## Exercise input

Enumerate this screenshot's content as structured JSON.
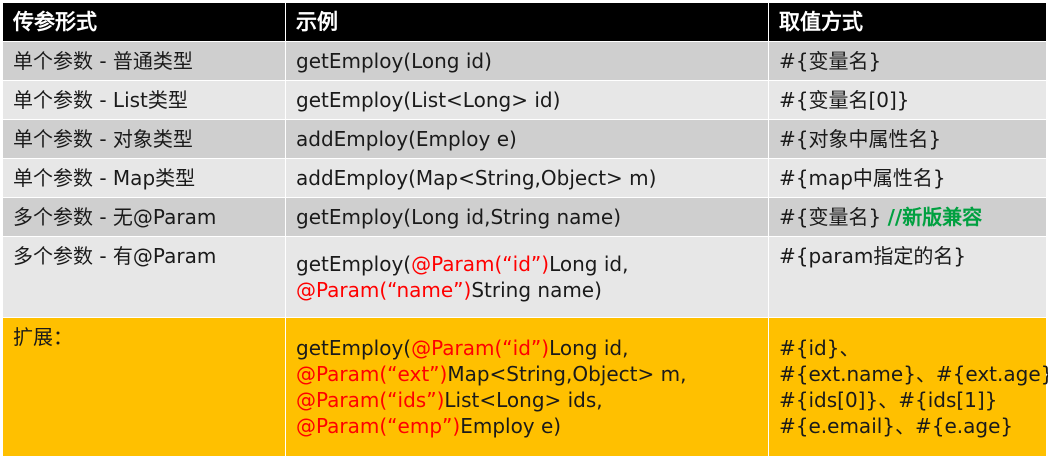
{
  "header": [
    "传参形式",
    "示例",
    "取值方式"
  ],
  "rows": [
    {
      "label": "单个参数 - 普通类型",
      "example": [
        [
          {
            "t": "getEmploy(Long id)",
            "c": "normal"
          }
        ]
      ],
      "value": [
        [
          {
            "t": "#{变量名}",
            "c": "normal"
          }
        ]
      ]
    },
    {
      "label": "单个参数 - List类型",
      "example": [
        [
          {
            "t": "getEmploy(List<Long> id)",
            "c": "normal"
          }
        ]
      ],
      "value": [
        [
          {
            "t": "#{变量名[0]}",
            "c": "normal"
          }
        ]
      ]
    },
    {
      "label": "单个参数 - 对象类型",
      "example": [
        [
          {
            "t": "addEmploy(Employ e)",
            "c": "normal"
          }
        ]
      ],
      "value": [
        [
          {
            "t": "#{对象中属性名}",
            "c": "normal"
          }
        ]
      ]
    },
    {
      "label": "单个参数 - Map类型",
      "example": [
        [
          {
            "t": "addEmploy(Map<String,Object> m)",
            "c": "normal"
          }
        ]
      ],
      "value": [
        [
          {
            "t": "#{map中属性名}",
            "c": "normal"
          }
        ]
      ]
    },
    {
      "label": "多个参数 - 无@Param",
      "example": [
        [
          {
            "t": "getEmploy(Long id,String name)",
            "c": "normal"
          }
        ]
      ],
      "value": [
        [
          {
            "t": "#{变量名} ",
            "c": "normal"
          },
          {
            "t": "//新版兼容",
            "c": "green"
          }
        ]
      ]
    },
    {
      "label": "多个参数 - 有@Param",
      "example": [
        [
          {
            "t": "getEmploy(",
            "c": "normal"
          },
          {
            "t": "@Param(“id”)",
            "c": "red"
          },
          {
            "t": "Long id,",
            "c": "normal"
          }
        ],
        [
          {
            "t": "@Param(“name”)",
            "c": "red"
          },
          {
            "t": "String name)",
            "c": "normal"
          }
        ]
      ],
      "value": [
        [
          {
            "t": "#{param指定的名}",
            "c": "normal"
          }
        ]
      ]
    },
    {
      "label": "扩展：",
      "example": [
        [
          {
            "t": "getEmploy(",
            "c": "normal"
          },
          {
            "t": "@Param(“id”)",
            "c": "red"
          },
          {
            "t": "Long id,",
            "c": "normal"
          }
        ],
        [
          {
            "t": "@Param(“ext”)",
            "c": "red"
          },
          {
            "t": "Map<String,Object> m,",
            "c": "normal"
          }
        ],
        [
          {
            "t": "@Param(“ids”)",
            "c": "red"
          },
          {
            "t": "List<Long> ids,",
            "c": "normal"
          }
        ],
        [
          {
            "t": "@Param(“emp”)",
            "c": "red"
          },
          {
            "t": "Employ e)",
            "c": "normal"
          }
        ]
      ],
      "value": [
        [
          {
            "t": "#{id}、",
            "c": "normal"
          }
        ],
        [
          {
            "t": "#{ext.name}、#{ext.age}",
            "c": "normal"
          }
        ],
        [
          {
            "t": "#{ids[0]}、#{ids[1]}",
            "c": "normal"
          }
        ],
        [
          {
            "t": "#{e.email}、#{e.age}",
            "c": "normal"
          }
        ]
      ]
    }
  ],
  "colors": {
    "header_bg": "#000000",
    "row_dark": "#cfcfcf",
    "row_light": "#e7e7e7",
    "ext_bg": "#ffc000",
    "highlight_red": "#ff0000",
    "comment_green": "#00a040"
  }
}
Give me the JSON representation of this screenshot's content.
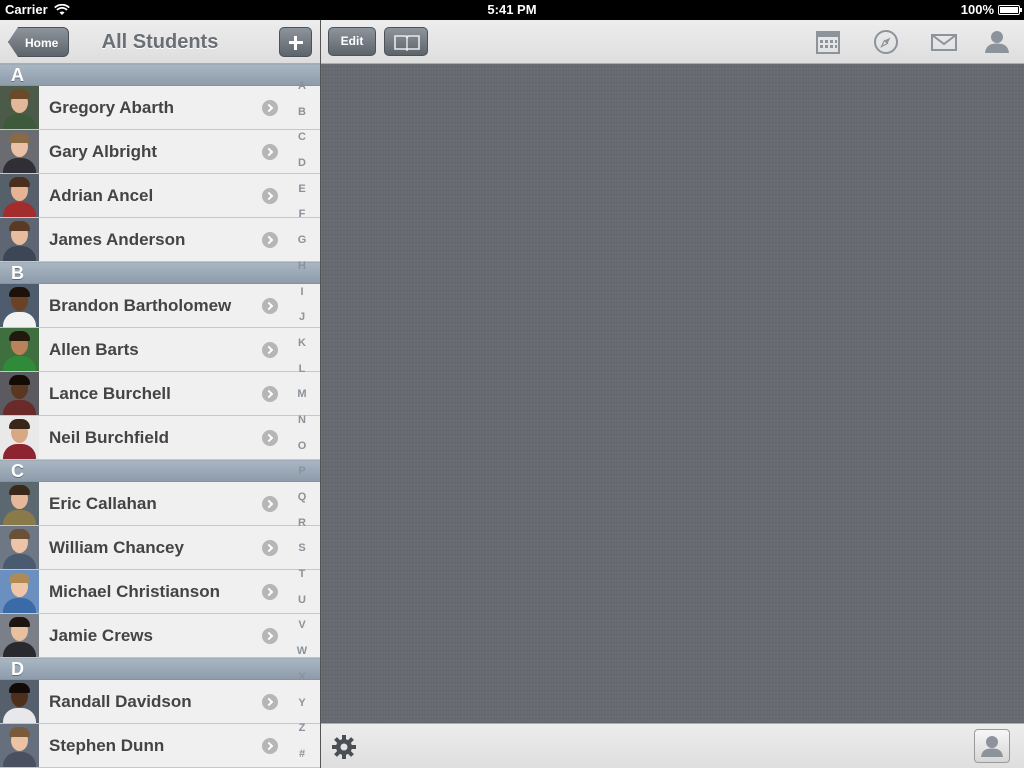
{
  "status_bar": {
    "carrier": "Carrier",
    "time": "5:41 PM",
    "battery": "100%"
  },
  "master": {
    "back_label": "Home",
    "title": "All Students",
    "add_icon": "plus-icon",
    "sections": [
      {
        "letter": "A",
        "students": [
          {
            "name": "Gregory Abarth",
            "bg": "#4c5a4a",
            "skin": "#e2b79a",
            "hair": "#6b4a2a",
            "shirt": "#3d5a3a"
          },
          {
            "name": "Gary Albright",
            "bg": "#6b6b72",
            "skin": "#ebc0a6",
            "hair": "#8a6a45",
            "shirt": "#2f2f35"
          },
          {
            "name": "Adrian Ancel",
            "bg": "#55606a",
            "skin": "#e6b494",
            "hair": "#4a2f1c",
            "shirt": "#a32c2c"
          },
          {
            "name": "James Anderson",
            "bg": "#5d6672",
            "skin": "#e8bc9f",
            "hair": "#5a3a22",
            "shirt": "#3c4654"
          }
        ]
      },
      {
        "letter": "B",
        "students": [
          {
            "name": "Brandon Bartholomew",
            "bg": "#4e5c6e",
            "skin": "#6b4226",
            "hair": "#1d120a",
            "shirt": "#f2f2f2"
          },
          {
            "name": "Allen Barts",
            "bg": "#3f6e3f",
            "skin": "#b9825a",
            "hair": "#24170e",
            "shirt": "#2f8a3a"
          },
          {
            "name": "Lance Burchell",
            "bg": "#5a5a60",
            "skin": "#5b3620",
            "hair": "#140b05",
            "shirt": "#6b2a2a"
          },
          {
            "name": "Neil Burchfield",
            "bg": "#e9e9e9",
            "skin": "#d8a784",
            "hair": "#3a2618",
            "shirt": "#8c2530"
          }
        ]
      },
      {
        "letter": "C",
        "students": [
          {
            "name": "Eric Callahan",
            "bg": "#5c6870",
            "skin": "#e4b899",
            "hair": "#3b2818",
            "shirt": "#8a7a4a"
          },
          {
            "name": "William Chancey",
            "bg": "#6e7884",
            "skin": "#eec4a8",
            "hair": "#6a5034",
            "shirt": "#4a5a70"
          },
          {
            "name": "Michael Christianson",
            "bg": "#6b8fbf",
            "skin": "#f0c6a8",
            "hair": "#b08a55",
            "shirt": "#3a6aa8"
          },
          {
            "name": "Jamie Crews",
            "bg": "#7b8088",
            "skin": "#e8c0a0",
            "hair": "#1e1410",
            "shirt": "#2a2a2e"
          }
        ]
      },
      {
        "letter": "D",
        "students": [
          {
            "name": "Randall Davidson",
            "bg": "#56606c",
            "skin": "#4e2f1b",
            "hair": "#120a05",
            "shirt": "#e8e8ec"
          },
          {
            "name": "Stephen Dunn",
            "bg": "#66707c",
            "skin": "#ecc2a4",
            "hair": "#7a5a3a",
            "shirt": "#4a5060"
          }
        ]
      }
    ],
    "index_letters": [
      "A",
      "B",
      "C",
      "D",
      "E",
      "F",
      "G",
      "H",
      "I",
      "J",
      "K",
      "L",
      "M",
      "N",
      "O",
      "P",
      "Q",
      "R",
      "S",
      "T",
      "U",
      "V",
      "W",
      "X",
      "Y",
      "Z",
      "#"
    ]
  },
  "detail": {
    "edit_label": "Edit",
    "book_icon": "book-icon",
    "nav_icons": [
      "calendar-icon",
      "compass-icon",
      "mail-icon",
      "person-icon"
    ],
    "toolbar_icons": [
      "gear-icon",
      "contact-card-icon"
    ]
  }
}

## Description of the task
From the data above, copy each line that holds "screenshot".

## Solution to this exercise
Enumerate this screenshot's content as structured JSON.
Give me the JSON representation of this screenshot's content.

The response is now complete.